Proposition de loi portant mesures d’urgence pour assurer la régulation de l’accès au foncier agricole au travers de structures sociétaires

Mercredi 3 novembre 2021, dans le cadre de l’ordre du jour réservé au groupe Rassemblement des démocrates, progressistes et indépendants, puis à la demande du Gouvernement en application de l’article 48 alinéa 3 de la Constitution, le Sénat a examiné la proposition de loi portant mesures d’urgence pour assurer la régulation de l’accès au foncier agricole au travers de structures sociétaires, adoptée par l’Assemblée nationale le 26 mai 2021 après engagement de la procédure accélérée, présentée par Jean-Bernard Sempastous, député, et plusieurs de leurs collègues.

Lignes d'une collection

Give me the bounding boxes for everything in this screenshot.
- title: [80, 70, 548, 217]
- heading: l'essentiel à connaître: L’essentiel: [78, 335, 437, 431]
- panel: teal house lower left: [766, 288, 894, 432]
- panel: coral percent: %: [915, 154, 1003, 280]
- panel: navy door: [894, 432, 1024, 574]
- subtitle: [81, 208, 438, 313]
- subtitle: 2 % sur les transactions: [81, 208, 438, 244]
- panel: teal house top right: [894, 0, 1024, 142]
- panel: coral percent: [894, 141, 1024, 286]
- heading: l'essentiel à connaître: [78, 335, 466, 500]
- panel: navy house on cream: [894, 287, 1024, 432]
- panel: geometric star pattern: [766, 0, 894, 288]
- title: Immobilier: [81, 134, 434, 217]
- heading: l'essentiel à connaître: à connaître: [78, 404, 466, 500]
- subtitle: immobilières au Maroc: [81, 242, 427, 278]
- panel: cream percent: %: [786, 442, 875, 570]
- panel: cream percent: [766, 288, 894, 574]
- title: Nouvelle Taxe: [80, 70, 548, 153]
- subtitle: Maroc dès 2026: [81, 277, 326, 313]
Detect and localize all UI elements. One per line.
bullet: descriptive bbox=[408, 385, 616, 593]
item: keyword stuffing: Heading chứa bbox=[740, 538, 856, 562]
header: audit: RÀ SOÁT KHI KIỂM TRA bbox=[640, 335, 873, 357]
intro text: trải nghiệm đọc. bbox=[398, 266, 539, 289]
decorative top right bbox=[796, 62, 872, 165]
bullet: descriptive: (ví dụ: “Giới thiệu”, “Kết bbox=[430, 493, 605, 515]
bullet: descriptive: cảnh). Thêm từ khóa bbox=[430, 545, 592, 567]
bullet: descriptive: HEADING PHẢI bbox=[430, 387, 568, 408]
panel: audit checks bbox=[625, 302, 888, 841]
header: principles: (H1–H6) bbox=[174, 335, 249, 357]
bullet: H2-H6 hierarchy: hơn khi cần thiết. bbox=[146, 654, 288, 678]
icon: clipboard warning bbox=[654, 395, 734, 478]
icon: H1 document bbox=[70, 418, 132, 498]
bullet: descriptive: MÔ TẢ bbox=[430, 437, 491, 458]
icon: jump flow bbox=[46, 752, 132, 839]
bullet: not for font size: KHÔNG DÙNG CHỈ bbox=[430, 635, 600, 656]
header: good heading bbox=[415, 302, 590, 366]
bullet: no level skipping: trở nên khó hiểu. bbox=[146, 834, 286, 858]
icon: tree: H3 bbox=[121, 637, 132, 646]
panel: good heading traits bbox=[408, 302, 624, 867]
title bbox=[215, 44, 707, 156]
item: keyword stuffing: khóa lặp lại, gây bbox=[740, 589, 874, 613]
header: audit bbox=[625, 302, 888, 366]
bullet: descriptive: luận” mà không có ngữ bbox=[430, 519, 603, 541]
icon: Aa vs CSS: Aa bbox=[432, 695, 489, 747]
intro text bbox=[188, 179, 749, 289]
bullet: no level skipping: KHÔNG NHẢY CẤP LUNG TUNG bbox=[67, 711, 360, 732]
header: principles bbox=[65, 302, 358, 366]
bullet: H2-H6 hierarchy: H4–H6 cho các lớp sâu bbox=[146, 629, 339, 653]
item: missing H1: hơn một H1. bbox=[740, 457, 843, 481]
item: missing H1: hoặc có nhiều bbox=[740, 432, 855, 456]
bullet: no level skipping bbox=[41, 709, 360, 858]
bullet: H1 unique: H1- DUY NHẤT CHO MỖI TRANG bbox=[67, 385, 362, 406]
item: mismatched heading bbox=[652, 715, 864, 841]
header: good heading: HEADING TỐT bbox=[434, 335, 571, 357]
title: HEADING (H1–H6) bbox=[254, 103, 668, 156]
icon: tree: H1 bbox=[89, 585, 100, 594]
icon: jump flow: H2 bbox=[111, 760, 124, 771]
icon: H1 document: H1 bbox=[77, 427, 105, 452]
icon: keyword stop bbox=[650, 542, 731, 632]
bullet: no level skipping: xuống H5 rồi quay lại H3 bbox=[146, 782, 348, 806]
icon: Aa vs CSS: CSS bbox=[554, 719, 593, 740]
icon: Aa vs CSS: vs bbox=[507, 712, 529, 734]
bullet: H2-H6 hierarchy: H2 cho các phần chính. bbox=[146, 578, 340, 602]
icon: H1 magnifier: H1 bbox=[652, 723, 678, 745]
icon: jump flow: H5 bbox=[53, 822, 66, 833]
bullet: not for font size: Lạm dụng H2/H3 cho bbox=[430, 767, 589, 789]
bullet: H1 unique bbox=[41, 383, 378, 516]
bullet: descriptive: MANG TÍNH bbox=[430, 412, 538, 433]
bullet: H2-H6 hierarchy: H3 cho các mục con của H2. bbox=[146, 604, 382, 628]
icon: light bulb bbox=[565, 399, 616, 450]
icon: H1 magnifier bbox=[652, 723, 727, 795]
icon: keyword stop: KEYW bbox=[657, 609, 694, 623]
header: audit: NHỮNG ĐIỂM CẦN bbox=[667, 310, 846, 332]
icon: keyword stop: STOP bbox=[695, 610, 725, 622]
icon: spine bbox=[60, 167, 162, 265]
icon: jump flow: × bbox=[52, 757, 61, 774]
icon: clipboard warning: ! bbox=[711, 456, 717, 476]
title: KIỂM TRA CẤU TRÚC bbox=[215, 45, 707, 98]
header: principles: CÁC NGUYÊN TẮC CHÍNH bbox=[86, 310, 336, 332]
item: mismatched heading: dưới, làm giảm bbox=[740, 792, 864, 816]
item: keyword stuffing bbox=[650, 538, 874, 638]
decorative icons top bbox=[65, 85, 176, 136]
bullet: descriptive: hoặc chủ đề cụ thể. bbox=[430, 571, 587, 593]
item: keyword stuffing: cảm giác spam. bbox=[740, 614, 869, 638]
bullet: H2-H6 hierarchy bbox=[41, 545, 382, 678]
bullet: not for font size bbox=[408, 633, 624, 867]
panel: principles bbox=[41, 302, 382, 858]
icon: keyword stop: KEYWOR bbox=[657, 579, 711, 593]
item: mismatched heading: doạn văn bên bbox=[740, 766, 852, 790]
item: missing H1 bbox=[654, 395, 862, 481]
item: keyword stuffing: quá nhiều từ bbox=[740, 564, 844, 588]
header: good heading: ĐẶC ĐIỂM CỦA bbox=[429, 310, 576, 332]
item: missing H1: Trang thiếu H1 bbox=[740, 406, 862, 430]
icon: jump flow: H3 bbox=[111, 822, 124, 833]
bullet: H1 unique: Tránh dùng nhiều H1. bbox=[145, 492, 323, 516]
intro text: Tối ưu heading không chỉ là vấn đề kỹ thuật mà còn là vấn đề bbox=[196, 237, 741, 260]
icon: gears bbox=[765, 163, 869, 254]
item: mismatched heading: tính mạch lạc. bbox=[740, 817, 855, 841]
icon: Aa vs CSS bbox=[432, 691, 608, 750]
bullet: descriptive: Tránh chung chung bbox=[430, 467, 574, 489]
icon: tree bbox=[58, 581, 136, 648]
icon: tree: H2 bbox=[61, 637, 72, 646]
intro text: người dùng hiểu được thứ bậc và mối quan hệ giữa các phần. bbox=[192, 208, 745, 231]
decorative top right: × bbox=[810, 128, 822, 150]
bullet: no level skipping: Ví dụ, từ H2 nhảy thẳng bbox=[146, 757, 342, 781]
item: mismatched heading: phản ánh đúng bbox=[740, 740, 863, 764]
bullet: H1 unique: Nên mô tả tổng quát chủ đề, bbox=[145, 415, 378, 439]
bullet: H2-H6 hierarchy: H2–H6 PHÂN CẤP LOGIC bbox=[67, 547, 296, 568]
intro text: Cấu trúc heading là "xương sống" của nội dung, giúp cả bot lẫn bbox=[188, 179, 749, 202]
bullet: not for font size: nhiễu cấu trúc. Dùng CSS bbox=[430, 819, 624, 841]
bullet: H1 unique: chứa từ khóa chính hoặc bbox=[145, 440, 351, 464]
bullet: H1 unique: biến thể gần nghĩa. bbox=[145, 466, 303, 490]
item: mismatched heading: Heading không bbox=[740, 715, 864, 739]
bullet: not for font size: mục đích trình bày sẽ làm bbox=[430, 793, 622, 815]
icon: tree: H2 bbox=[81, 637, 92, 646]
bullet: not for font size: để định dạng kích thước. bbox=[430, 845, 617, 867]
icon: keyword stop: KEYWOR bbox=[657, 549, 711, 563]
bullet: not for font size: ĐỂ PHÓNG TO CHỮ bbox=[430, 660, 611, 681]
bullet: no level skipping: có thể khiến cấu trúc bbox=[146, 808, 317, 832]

> **EXERCICES**:
a. Extrayez mot pour mot, du texte sur la proposition de loi, le passage allant de "Mercredi 3 novembre" à "de leurs collègues.".
b. Dans les lignes, recopiez uniquement la portion qui va du début jusqu'à la ligne contenant "icon: tree: H3 bbox=[121, 637, 132, 646]" incluse, en remplaçant "subtitle" par "sous-titre" sans rien modifier d'autre.
Le texte et les lignes sont indépendants l'un de l'autre.

> **RÉPONSES PAR EXERCICE**:
a.
Mercredi 3 novembre 2021, dans le cadre de l’ordre du jour réservé au groupe Rassemblement des démocrates, progressistes et indépendants, puis à la demande du Gouvernement en application de l’article 48 alinéa 3 de la Constitution, le Sénat a examiné la proposition de loi portant mesures d’urgence pour assurer la régulation de l’accès au foncier agricole au travers de structures sociétaires, adoptée par l’Assemblée nationale le 26 mai 2021 après engagement de la procédure accélérée, présentée par Jean-Bernard Sempastous, député, et plusieurs de leurs collègues.

b.
Give me the bounding boxes for everything in this screenshot.
- title: [80, 70, 548, 217]
- heading: l'essentiel à connaître: L’essentiel: [78, 335, 437, 431]
- panel: teal house lower left: [766, 288, 894, 432]
- panel: coral percent: %: [915, 154, 1003, 280]
- panel: navy door: [894, 432, 1024, 574]
- sous-titre: [81, 208, 438, 313]
- sous-titre: 2 % sur les transactions: [81, 208, 438, 244]
- panel: teal house top right: [894, 0, 1024, 142]
- panel: coral percent: [894, 141, 1024, 286]
- heading: l'essentiel à connaître: [78, 335, 466, 500]
- panel: navy house on cream: [894, 287, 1024, 432]
- panel: geometric star pattern: [766, 0, 894, 288]
- title: Immobilier: [81, 134, 434, 217]
- heading: l'essentiel à connaître: à connaître: [78, 404, 466, 500]
- sous-titre: immobilières au Maroc: [81, 242, 427, 278]
- panel: cream percent: %: [786, 442, 875, 570]
- panel: cream percent: [766, 288, 894, 574]
- title: Nouvelle Taxe: [80, 70, 548, 153]
- sous-titre: Maroc dès 2026: [81, 277, 326, 313]
Detect and localize all UI elements. One per line.
bullet: descriptive bbox=[408, 385, 616, 593]
item: keyword stuffing: Heading chứa bbox=[740, 538, 856, 562]
header: audit: RÀ SOÁT KHI KIỂM TRA bbox=[640, 335, 873, 357]
intro text: trải nghiệm đọc. bbox=[398, 266, 539, 289]
decorative top right bbox=[796, 62, 872, 165]
bullet: descriptive: (ví dụ: “Giới thiệu”, “Kết bbox=[430, 493, 605, 515]
bullet: descriptive: cảnh). Thêm từ khóa bbox=[430, 545, 592, 567]
bullet: descriptive: HEADING PHẢI bbox=[430, 387, 568, 408]
panel: audit checks bbox=[625, 302, 888, 841]
header: principles: (H1–H6) bbox=[174, 335, 249, 357]
bullet: H2-H6 hierarchy: hơn khi cần thiết. bbox=[146, 654, 288, 678]
icon: clipboard warning bbox=[654, 395, 734, 478]
icon: H1 document bbox=[70, 418, 132, 498]
bullet: descriptive: MÔ TẢ bbox=[430, 437, 491, 458]
icon: jump flow bbox=[46, 752, 132, 839]
bullet: not for font size: KHÔNG DÙNG CHỈ bbox=[430, 635, 600, 656]
header: good heading bbox=[415, 302, 590, 366]
bullet: no level skipping: trở nên khó hiểu. bbox=[146, 834, 286, 858]
icon: tree: H3 bbox=[121, 637, 132, 646]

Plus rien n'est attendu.